[LISTED RECORDS]
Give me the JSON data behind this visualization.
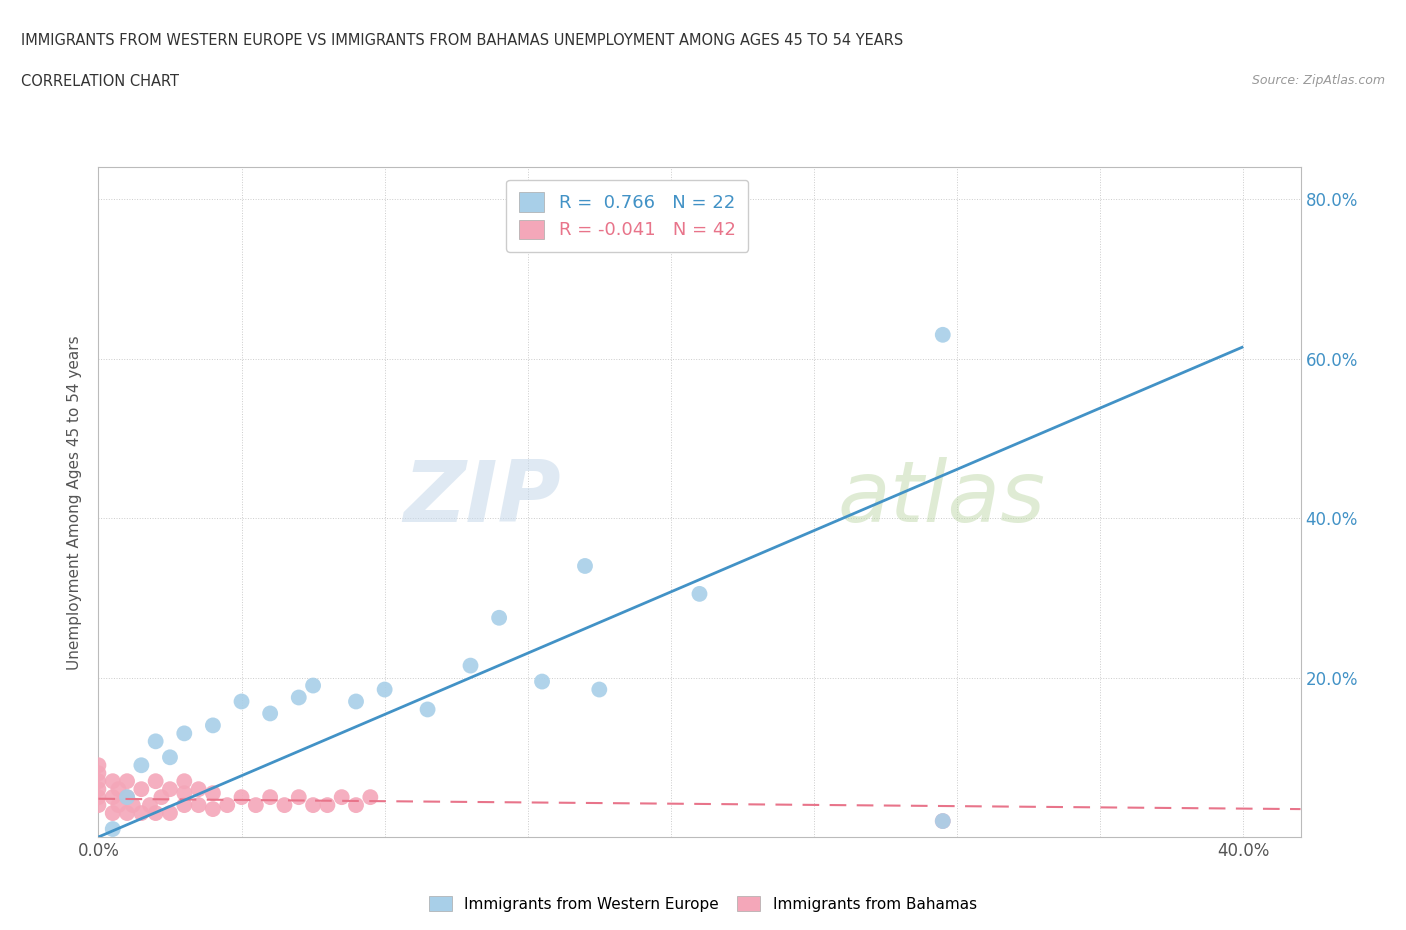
{
  "title_line1": "IMMIGRANTS FROM WESTERN EUROPE VS IMMIGRANTS FROM BAHAMAS UNEMPLOYMENT AMONG AGES 45 TO 54 YEARS",
  "title_line2": "CORRELATION CHART",
  "source_text": "Source: ZipAtlas.com",
  "ylabel": "Unemployment Among Ages 45 to 54 years",
  "xlim": [
    0.0,
    0.42
  ],
  "ylim": [
    0.0,
    0.84
  ],
  "x_ticks": [
    0.0,
    0.05,
    0.1,
    0.15,
    0.2,
    0.25,
    0.3,
    0.35,
    0.4
  ],
  "y_ticks": [
    0.0,
    0.2,
    0.4,
    0.6,
    0.8
  ],
  "watermark_text": "ZIPatlas",
  "blue_color": "#a8cfe8",
  "pink_color": "#f4a7b9",
  "blue_line_color": "#4292c6",
  "pink_line_color": "#e8748a",
  "legend_blue_color": "#a8cfe8",
  "legend_pink_color": "#f4a7b9",
  "R_blue": 0.766,
  "N_blue": 22,
  "R_pink": -0.041,
  "N_pink": 42,
  "blue_scatter_x": [
    0.005,
    0.01,
    0.015,
    0.02,
    0.025,
    0.03,
    0.04,
    0.05,
    0.06,
    0.07,
    0.075,
    0.09,
    0.1,
    0.115,
    0.13,
    0.14,
    0.155,
    0.17,
    0.175,
    0.21,
    0.295,
    0.295
  ],
  "blue_scatter_y": [
    0.01,
    0.05,
    0.09,
    0.12,
    0.1,
    0.13,
    0.14,
    0.17,
    0.155,
    0.175,
    0.19,
    0.17,
    0.185,
    0.16,
    0.215,
    0.275,
    0.195,
    0.34,
    0.185,
    0.305,
    0.02,
    0.63
  ],
  "pink_scatter_x": [
    0.0,
    0.0,
    0.0,
    0.0,
    0.0,
    0.0,
    0.005,
    0.005,
    0.005,
    0.007,
    0.007,
    0.01,
    0.01,
    0.01,
    0.012,
    0.015,
    0.015,
    0.018,
    0.02,
    0.02,
    0.022,
    0.025,
    0.025,
    0.03,
    0.03,
    0.03,
    0.035,
    0.035,
    0.04,
    0.04,
    0.045,
    0.05,
    0.055,
    0.06,
    0.065,
    0.07,
    0.075,
    0.08,
    0.085,
    0.09,
    0.095,
    0.295
  ],
  "pink_scatter_y": [
    0.04,
    0.05,
    0.06,
    0.07,
    0.08,
    0.09,
    0.03,
    0.05,
    0.07,
    0.04,
    0.06,
    0.03,
    0.05,
    0.07,
    0.04,
    0.03,
    0.06,
    0.04,
    0.03,
    0.07,
    0.05,
    0.03,
    0.06,
    0.04,
    0.055,
    0.07,
    0.04,
    0.06,
    0.035,
    0.055,
    0.04,
    0.05,
    0.04,
    0.05,
    0.04,
    0.05,
    0.04,
    0.04,
    0.05,
    0.04,
    0.05,
    0.02
  ],
  "background_color": "#ffffff",
  "grid_color": "#cccccc",
  "blue_regression_x0": 0.0,
  "blue_regression_y0": 0.0,
  "blue_regression_x1": 0.4,
  "blue_regression_y1": 0.615,
  "pink_regression_x0": 0.0,
  "pink_regression_y0": 0.048,
  "pink_regression_x1": 0.42,
  "pink_regression_y1": 0.035
}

[DIRECTIONS] Except for the pictures, give all the material above again verbatim.

[SOLUTION FOR THIS EXERCISE]
Give me the JSON data behind this visualization.
{
  "title_line1": "IMMIGRANTS FROM WESTERN EUROPE VS IMMIGRANTS FROM BAHAMAS UNEMPLOYMENT AMONG AGES 45 TO 54 YEARS",
  "title_line2": "CORRELATION CHART",
  "source_text": "Source: ZipAtlas.com",
  "ylabel": "Unemployment Among Ages 45 to 54 years",
  "xlim": [
    0.0,
    0.42
  ],
  "ylim": [
    0.0,
    0.84
  ],
  "x_ticks": [
    0.0,
    0.05,
    0.1,
    0.15,
    0.2,
    0.25,
    0.3,
    0.35,
    0.4
  ],
  "y_ticks": [
    0.0,
    0.2,
    0.4,
    0.6,
    0.8
  ],
  "watermark_text": "ZIPatlas",
  "blue_color": "#a8cfe8",
  "pink_color": "#f4a7b9",
  "blue_line_color": "#4292c6",
  "pink_line_color": "#e8748a",
  "legend_blue_color": "#a8cfe8",
  "legend_pink_color": "#f4a7b9",
  "R_blue": 0.766,
  "N_blue": 22,
  "R_pink": -0.041,
  "N_pink": 42,
  "blue_scatter_x": [
    0.005,
    0.01,
    0.015,
    0.02,
    0.025,
    0.03,
    0.04,
    0.05,
    0.06,
    0.07,
    0.075,
    0.09,
    0.1,
    0.115,
    0.13,
    0.14,
    0.155,
    0.17,
    0.175,
    0.21,
    0.295,
    0.295
  ],
  "blue_scatter_y": [
    0.01,
    0.05,
    0.09,
    0.12,
    0.1,
    0.13,
    0.14,
    0.17,
    0.155,
    0.175,
    0.19,
    0.17,
    0.185,
    0.16,
    0.215,
    0.275,
    0.195,
    0.34,
    0.185,
    0.305,
    0.02,
    0.63
  ],
  "pink_scatter_x": [
    0.0,
    0.0,
    0.0,
    0.0,
    0.0,
    0.0,
    0.005,
    0.005,
    0.005,
    0.007,
    0.007,
    0.01,
    0.01,
    0.01,
    0.012,
    0.015,
    0.015,
    0.018,
    0.02,
    0.02,
    0.022,
    0.025,
    0.025,
    0.03,
    0.03,
    0.03,
    0.035,
    0.035,
    0.04,
    0.04,
    0.045,
    0.05,
    0.055,
    0.06,
    0.065,
    0.07,
    0.075,
    0.08,
    0.085,
    0.09,
    0.095,
    0.295
  ],
  "pink_scatter_y": [
    0.04,
    0.05,
    0.06,
    0.07,
    0.08,
    0.09,
    0.03,
    0.05,
    0.07,
    0.04,
    0.06,
    0.03,
    0.05,
    0.07,
    0.04,
    0.03,
    0.06,
    0.04,
    0.03,
    0.07,
    0.05,
    0.03,
    0.06,
    0.04,
    0.055,
    0.07,
    0.04,
    0.06,
    0.035,
    0.055,
    0.04,
    0.05,
    0.04,
    0.05,
    0.04,
    0.05,
    0.04,
    0.04,
    0.05,
    0.04,
    0.05,
    0.02
  ],
  "background_color": "#ffffff",
  "grid_color": "#cccccc",
  "blue_regression_x0": 0.0,
  "blue_regression_y0": 0.0,
  "blue_regression_x1": 0.4,
  "blue_regression_y1": 0.615,
  "pink_regression_x0": 0.0,
  "pink_regression_y0": 0.048,
  "pink_regression_x1": 0.42,
  "pink_regression_y1": 0.035
}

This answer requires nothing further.